- **Aim**: Check every line of the entries that follow, and copy the ones containing "scheduled".
===
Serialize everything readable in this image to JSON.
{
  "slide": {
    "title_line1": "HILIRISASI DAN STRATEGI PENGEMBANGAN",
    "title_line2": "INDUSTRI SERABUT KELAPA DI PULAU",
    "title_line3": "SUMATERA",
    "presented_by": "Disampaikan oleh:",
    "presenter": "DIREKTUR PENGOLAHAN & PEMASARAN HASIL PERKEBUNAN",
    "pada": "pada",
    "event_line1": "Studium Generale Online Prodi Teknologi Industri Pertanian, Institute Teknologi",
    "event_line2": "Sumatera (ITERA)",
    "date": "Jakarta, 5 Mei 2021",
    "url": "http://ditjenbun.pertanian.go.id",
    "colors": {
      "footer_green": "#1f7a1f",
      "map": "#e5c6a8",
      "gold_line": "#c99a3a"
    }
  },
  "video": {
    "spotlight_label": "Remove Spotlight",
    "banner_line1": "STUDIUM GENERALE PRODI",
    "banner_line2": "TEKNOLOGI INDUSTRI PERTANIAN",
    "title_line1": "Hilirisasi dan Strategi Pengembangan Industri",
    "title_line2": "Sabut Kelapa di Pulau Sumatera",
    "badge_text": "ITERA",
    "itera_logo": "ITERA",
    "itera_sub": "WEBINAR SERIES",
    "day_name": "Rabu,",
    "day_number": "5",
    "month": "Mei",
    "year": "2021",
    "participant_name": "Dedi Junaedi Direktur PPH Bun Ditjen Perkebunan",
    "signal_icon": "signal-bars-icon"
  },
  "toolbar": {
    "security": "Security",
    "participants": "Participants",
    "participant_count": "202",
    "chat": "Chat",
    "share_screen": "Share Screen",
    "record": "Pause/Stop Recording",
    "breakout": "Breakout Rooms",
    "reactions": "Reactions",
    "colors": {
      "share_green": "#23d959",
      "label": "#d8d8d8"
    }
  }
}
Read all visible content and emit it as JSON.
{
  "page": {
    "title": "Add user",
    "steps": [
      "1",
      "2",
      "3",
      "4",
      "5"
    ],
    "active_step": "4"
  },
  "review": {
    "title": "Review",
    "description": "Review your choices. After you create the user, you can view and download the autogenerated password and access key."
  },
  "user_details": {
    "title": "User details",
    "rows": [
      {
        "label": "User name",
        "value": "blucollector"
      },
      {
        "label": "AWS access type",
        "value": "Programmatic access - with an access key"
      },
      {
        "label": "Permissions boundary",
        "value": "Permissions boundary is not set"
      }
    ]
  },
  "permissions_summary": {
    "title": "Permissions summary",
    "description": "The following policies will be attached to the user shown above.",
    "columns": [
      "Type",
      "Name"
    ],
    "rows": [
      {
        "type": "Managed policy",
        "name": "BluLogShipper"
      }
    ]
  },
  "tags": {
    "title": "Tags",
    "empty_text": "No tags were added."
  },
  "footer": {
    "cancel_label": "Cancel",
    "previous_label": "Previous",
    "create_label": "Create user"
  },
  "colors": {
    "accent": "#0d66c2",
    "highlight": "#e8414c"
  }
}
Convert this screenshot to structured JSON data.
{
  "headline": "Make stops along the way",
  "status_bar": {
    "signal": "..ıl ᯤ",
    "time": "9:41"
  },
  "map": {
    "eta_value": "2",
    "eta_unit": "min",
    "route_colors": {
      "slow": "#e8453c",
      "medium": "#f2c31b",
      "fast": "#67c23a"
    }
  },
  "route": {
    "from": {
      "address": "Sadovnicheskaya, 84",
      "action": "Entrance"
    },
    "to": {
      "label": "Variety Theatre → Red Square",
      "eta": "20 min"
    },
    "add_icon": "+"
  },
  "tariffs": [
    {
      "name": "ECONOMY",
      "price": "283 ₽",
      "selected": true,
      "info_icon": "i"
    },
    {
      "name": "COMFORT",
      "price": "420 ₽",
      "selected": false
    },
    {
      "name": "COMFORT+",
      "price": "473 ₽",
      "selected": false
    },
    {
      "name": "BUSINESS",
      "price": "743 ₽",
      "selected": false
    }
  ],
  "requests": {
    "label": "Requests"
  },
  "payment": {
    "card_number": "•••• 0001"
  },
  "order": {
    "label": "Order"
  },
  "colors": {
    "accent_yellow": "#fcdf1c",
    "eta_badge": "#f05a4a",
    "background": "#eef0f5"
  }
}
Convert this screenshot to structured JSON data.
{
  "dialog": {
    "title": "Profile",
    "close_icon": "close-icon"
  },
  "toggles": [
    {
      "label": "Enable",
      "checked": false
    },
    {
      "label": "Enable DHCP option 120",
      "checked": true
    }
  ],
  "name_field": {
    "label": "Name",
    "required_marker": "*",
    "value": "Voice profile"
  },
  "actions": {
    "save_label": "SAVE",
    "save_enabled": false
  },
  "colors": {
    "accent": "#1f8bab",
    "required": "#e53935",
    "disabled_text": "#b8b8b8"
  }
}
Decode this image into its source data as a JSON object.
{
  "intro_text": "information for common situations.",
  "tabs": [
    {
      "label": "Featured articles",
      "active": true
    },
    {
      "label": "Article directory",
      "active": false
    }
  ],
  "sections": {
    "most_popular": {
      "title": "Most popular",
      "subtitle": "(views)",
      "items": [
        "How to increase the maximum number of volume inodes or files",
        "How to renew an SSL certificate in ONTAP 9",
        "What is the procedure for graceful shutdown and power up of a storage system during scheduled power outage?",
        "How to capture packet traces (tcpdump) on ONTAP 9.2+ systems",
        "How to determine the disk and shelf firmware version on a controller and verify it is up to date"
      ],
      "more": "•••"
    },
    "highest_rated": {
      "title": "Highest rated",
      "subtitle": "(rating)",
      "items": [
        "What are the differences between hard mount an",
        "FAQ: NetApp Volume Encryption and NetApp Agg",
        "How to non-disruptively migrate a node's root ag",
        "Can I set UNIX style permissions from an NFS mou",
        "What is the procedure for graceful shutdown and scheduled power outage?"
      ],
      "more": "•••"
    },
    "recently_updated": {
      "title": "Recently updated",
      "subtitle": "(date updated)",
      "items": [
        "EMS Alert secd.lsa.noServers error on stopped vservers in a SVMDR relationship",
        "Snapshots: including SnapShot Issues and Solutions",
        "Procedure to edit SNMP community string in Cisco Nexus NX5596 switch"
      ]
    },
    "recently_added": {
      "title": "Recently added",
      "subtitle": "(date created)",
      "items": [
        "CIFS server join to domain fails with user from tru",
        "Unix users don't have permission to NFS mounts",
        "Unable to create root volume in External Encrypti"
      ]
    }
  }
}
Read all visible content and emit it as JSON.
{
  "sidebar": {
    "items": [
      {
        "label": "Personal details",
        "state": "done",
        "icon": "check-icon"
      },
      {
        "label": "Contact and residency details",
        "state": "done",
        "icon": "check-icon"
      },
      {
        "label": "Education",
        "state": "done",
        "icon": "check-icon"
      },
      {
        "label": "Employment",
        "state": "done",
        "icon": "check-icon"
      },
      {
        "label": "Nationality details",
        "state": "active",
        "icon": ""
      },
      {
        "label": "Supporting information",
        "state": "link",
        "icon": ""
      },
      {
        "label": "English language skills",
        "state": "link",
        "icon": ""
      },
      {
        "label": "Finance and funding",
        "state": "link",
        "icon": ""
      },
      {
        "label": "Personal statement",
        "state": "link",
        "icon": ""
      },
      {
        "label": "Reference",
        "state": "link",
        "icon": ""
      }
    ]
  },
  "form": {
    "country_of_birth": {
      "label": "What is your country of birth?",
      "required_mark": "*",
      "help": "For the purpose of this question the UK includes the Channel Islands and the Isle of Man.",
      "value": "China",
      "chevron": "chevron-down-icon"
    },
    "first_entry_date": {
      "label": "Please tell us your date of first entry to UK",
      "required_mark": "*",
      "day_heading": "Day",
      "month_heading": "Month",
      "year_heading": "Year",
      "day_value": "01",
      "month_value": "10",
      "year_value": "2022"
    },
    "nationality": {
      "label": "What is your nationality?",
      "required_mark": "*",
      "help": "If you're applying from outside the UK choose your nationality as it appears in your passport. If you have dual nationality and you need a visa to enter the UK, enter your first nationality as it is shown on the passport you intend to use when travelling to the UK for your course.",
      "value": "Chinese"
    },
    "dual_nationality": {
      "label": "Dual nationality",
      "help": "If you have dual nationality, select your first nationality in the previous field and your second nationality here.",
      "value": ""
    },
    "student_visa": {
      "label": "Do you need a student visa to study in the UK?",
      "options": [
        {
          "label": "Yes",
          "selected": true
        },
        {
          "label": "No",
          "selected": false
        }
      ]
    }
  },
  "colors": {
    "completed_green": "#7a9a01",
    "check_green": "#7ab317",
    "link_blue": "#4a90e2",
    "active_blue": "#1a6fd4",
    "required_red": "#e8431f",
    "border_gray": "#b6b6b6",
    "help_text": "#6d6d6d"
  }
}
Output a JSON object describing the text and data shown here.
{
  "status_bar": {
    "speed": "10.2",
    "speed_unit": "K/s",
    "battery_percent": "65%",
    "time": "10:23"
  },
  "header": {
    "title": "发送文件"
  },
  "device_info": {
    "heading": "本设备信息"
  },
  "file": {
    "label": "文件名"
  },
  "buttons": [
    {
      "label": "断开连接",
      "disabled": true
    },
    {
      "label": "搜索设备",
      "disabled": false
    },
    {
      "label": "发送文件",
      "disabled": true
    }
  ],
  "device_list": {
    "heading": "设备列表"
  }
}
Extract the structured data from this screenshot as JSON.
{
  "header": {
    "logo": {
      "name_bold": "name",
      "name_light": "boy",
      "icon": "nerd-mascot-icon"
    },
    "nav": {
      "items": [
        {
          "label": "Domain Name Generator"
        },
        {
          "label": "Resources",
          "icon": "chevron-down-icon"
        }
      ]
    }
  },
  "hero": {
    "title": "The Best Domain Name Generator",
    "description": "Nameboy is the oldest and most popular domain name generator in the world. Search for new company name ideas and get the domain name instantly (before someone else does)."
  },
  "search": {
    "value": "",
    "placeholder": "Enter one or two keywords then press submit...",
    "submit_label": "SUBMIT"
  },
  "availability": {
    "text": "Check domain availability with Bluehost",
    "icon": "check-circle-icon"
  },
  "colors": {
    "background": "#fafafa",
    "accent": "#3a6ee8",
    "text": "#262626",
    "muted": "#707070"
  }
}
===
- **Solution to the problem**:
        "What is the procedure for graceful shutdown and power up of a storage system during scheduled power outage?",
        "What is the procedure for graceful shutdown and scheduled power outage?"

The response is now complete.